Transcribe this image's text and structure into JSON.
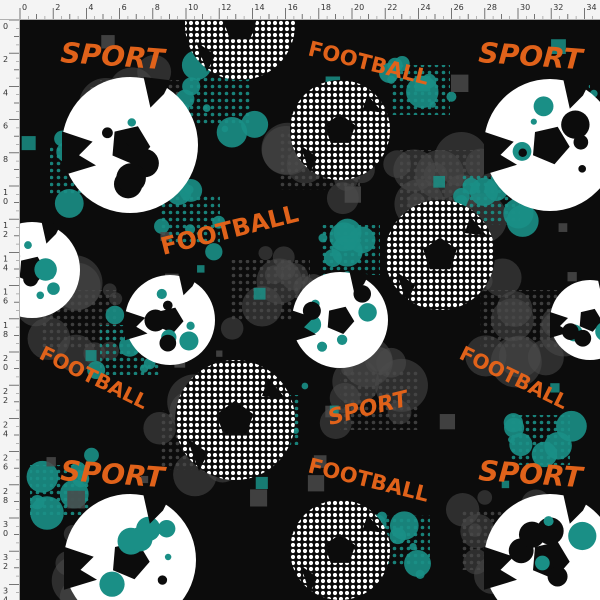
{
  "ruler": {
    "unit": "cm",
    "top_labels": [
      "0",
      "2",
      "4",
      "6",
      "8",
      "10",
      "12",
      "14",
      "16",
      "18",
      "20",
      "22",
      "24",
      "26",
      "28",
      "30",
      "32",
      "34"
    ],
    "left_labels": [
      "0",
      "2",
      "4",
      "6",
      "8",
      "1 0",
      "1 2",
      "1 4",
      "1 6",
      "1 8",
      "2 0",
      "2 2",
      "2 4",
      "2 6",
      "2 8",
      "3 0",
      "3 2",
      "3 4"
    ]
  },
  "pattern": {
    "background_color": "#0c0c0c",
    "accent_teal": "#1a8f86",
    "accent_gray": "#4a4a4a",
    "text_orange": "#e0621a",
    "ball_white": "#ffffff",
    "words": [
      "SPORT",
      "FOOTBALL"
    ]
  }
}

***

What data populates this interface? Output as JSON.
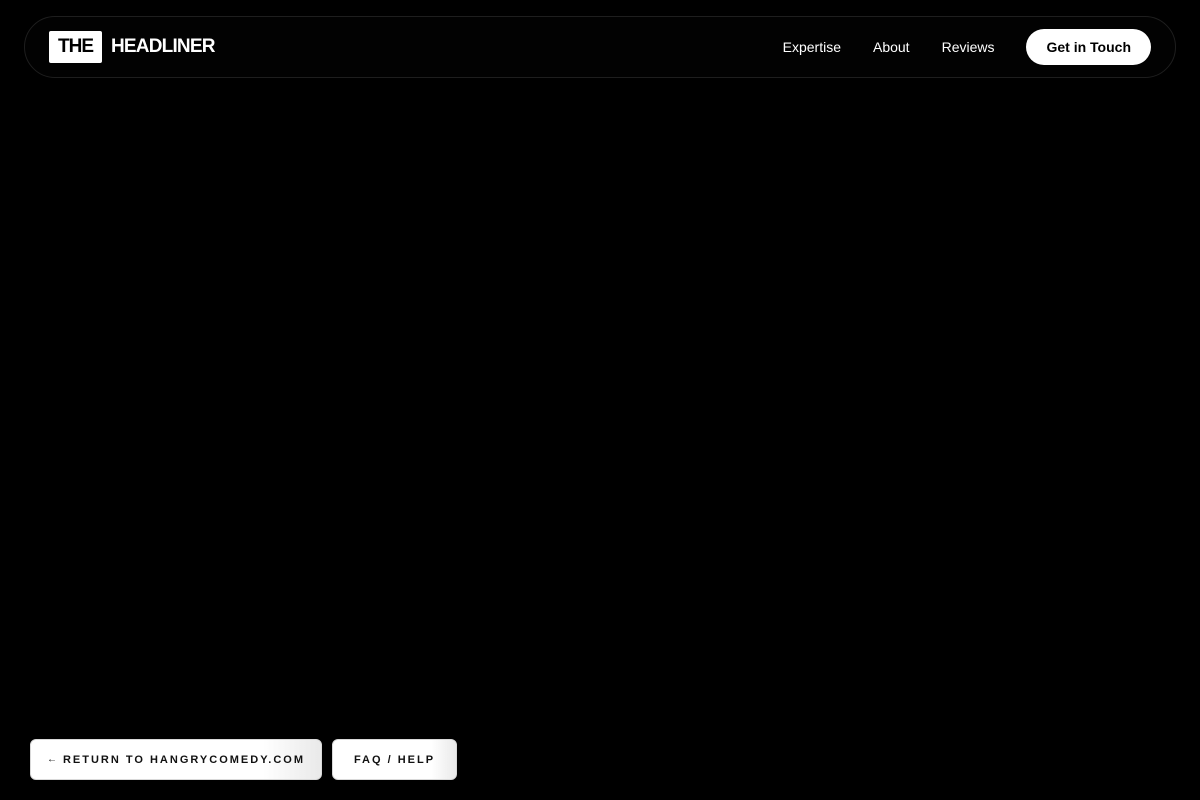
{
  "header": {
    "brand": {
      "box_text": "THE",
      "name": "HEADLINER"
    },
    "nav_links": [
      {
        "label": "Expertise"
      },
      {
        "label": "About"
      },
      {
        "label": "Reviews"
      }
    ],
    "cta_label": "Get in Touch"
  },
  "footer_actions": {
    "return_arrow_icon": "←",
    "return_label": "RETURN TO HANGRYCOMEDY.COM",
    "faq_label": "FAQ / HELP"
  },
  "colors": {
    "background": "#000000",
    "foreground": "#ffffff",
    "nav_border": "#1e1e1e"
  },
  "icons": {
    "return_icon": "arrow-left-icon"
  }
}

***

# Exercise instructions
Read the entries and show each line that mentions "this".

# Full response
Transcribe this image's text and structure into JSON.
What data populates this interface? Output as JSON.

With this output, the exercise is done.